• EXERCISE TASK
Pick every line from the data that holds the word "zákona".

• DATA FOR THIS EXERCISE
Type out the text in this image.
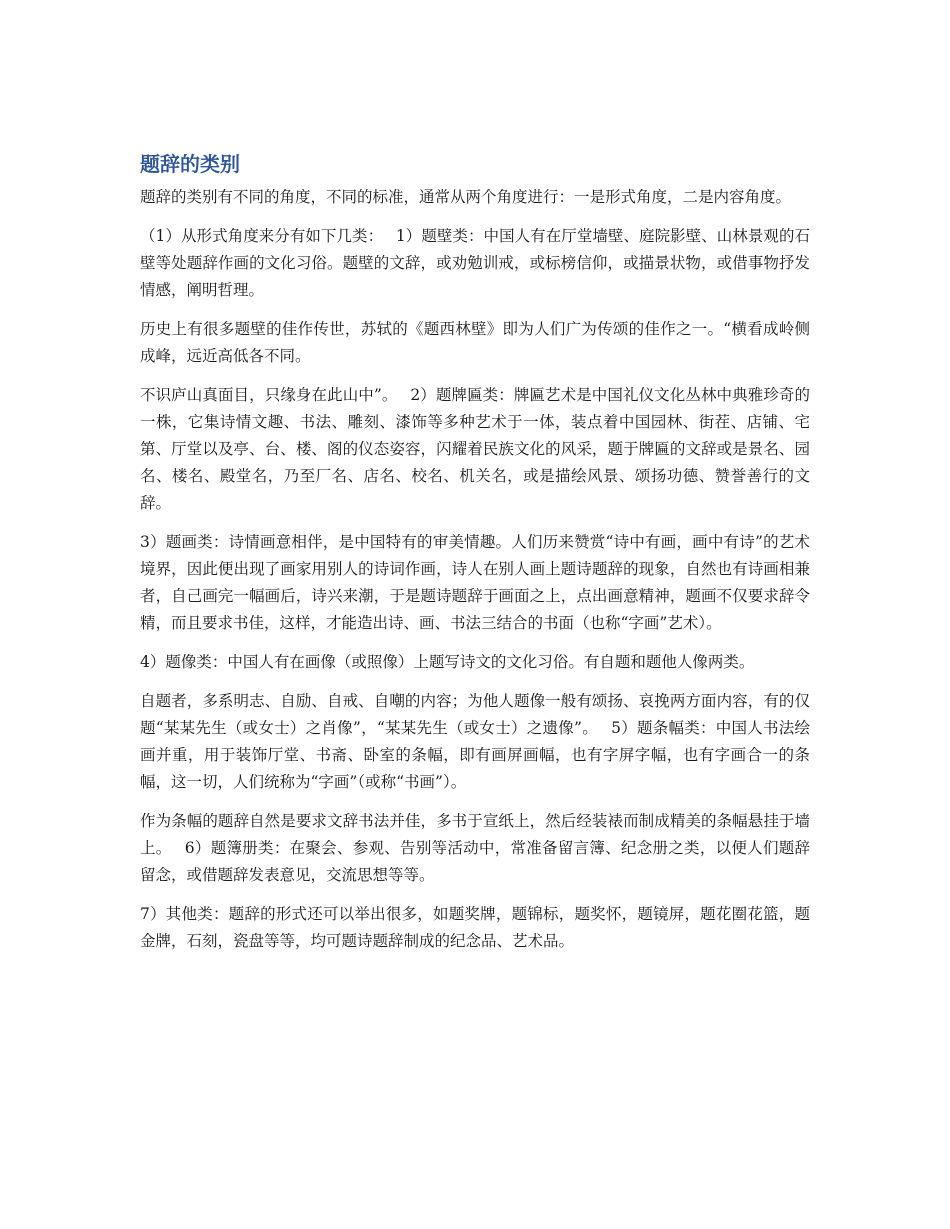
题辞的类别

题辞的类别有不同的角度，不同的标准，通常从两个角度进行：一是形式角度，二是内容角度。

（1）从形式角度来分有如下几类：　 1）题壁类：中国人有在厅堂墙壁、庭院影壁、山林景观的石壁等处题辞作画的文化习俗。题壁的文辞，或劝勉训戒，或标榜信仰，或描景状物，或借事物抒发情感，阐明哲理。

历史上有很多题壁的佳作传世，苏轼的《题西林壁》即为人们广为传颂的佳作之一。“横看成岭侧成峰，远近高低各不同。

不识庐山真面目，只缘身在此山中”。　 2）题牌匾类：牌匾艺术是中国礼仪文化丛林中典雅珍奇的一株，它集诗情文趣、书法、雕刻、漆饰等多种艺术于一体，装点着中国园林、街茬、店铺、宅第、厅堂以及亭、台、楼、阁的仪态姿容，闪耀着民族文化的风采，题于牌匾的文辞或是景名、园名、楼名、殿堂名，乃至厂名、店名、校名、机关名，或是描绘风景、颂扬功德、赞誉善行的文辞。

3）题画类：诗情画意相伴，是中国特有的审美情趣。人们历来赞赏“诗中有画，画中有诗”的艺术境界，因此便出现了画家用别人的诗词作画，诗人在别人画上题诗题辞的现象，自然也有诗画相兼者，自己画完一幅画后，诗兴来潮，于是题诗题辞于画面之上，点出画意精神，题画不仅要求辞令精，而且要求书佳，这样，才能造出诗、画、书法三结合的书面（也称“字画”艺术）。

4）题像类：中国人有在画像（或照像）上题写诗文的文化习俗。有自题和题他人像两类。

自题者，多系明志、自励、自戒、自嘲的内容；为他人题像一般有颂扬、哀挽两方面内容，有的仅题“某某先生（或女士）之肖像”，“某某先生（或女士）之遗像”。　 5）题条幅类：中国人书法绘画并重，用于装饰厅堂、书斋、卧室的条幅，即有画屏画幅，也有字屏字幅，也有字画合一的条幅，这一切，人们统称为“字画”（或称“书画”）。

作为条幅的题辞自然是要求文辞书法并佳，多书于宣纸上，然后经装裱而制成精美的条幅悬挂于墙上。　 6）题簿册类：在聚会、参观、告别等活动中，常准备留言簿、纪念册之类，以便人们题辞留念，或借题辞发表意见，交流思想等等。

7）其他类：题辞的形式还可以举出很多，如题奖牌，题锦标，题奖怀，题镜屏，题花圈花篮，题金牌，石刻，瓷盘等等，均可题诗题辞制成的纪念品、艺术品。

* * *

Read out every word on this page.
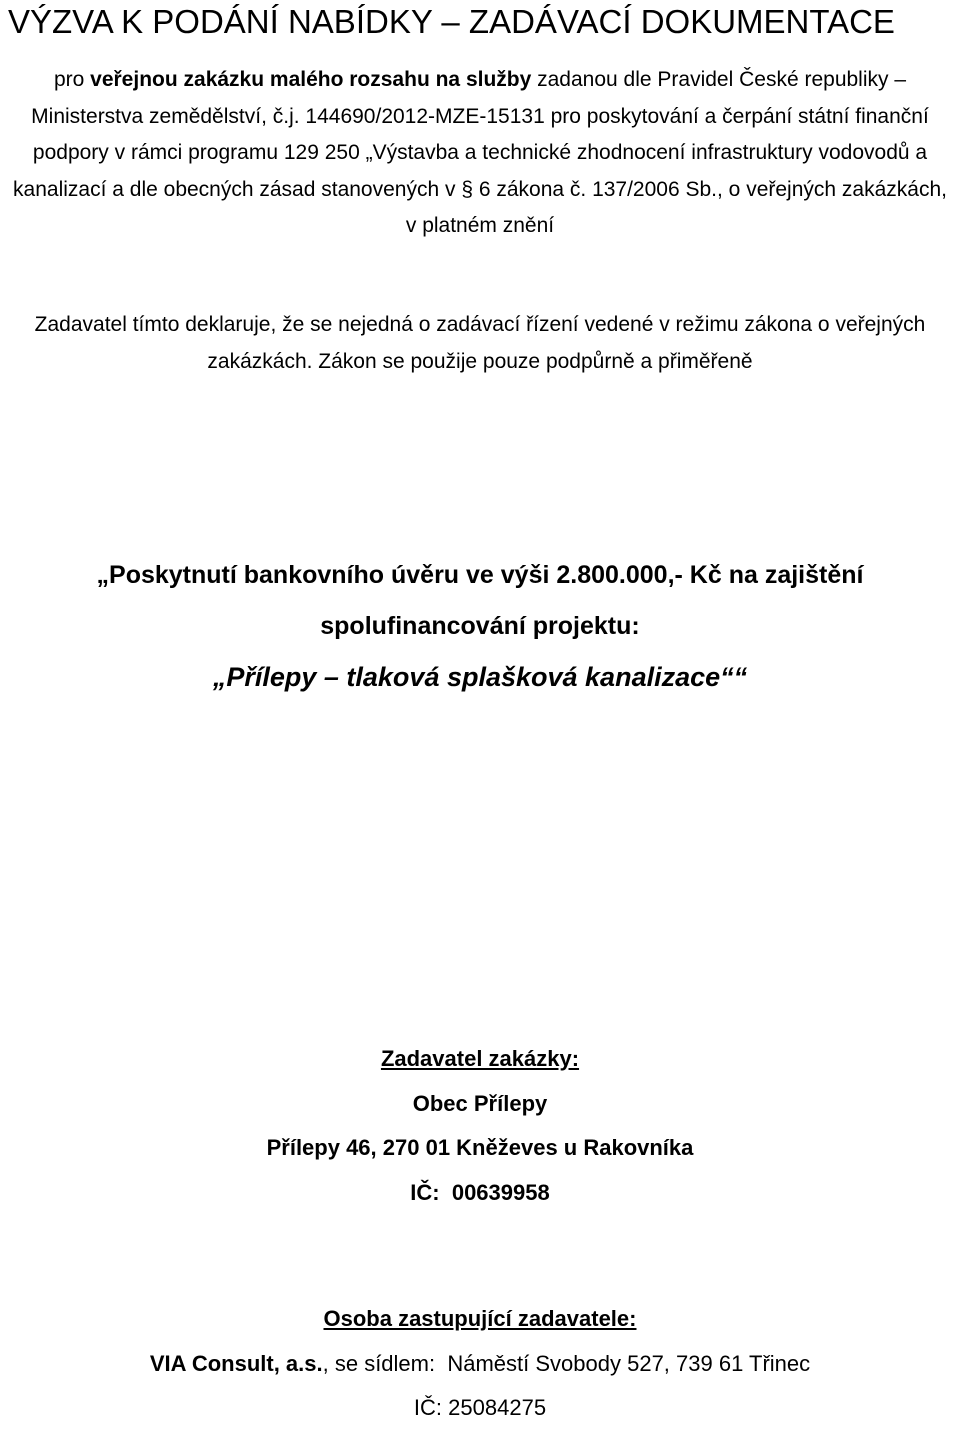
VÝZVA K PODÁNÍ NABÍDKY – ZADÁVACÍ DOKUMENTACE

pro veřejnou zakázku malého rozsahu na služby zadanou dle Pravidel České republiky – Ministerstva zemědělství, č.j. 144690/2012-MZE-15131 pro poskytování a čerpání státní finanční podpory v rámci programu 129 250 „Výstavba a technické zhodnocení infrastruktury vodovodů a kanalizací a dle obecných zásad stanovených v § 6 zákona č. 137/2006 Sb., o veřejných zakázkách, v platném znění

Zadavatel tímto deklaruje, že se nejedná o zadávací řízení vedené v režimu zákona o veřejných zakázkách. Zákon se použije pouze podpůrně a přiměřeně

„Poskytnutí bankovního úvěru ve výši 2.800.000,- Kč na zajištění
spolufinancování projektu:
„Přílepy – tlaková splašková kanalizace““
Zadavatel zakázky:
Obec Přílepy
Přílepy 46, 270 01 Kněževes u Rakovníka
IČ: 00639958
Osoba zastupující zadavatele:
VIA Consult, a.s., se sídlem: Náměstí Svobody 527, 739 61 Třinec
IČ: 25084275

* * *

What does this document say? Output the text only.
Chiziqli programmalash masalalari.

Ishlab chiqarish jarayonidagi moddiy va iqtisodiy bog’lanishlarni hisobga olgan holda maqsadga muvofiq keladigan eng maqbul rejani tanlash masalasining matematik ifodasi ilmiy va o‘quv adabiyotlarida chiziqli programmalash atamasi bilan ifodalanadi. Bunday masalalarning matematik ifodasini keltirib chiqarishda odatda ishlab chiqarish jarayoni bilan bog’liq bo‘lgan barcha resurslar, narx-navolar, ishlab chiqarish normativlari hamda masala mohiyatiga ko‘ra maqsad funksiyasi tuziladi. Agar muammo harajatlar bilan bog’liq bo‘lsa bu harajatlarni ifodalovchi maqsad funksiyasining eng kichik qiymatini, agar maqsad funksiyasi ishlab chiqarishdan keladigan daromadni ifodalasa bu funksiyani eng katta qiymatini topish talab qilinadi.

• ANSWER BELOW
pro veřejnou zakázku malého rozsahu na služby zadanou dle Pravidel České republiky – Ministerstva zemědělství, č.j. 144690/2012-MZE-15131 pro poskytování a čerpání státní finanční podpory v rámci programu 129 250 „Výstavba a technické zhodnocení infrastruktury vodovodů a kanalizací a dle obecných zásad stanovených v § 6 zákona č. 137/2006 Sb., o veřejných zakázkách, v platném znění
Zadavatel tímto deklaruje, že se nejedná o zadávací řízení vedené v režimu zákona o veřejných zakázkách. Zákon se použije pouze podpůrně a přiměřeně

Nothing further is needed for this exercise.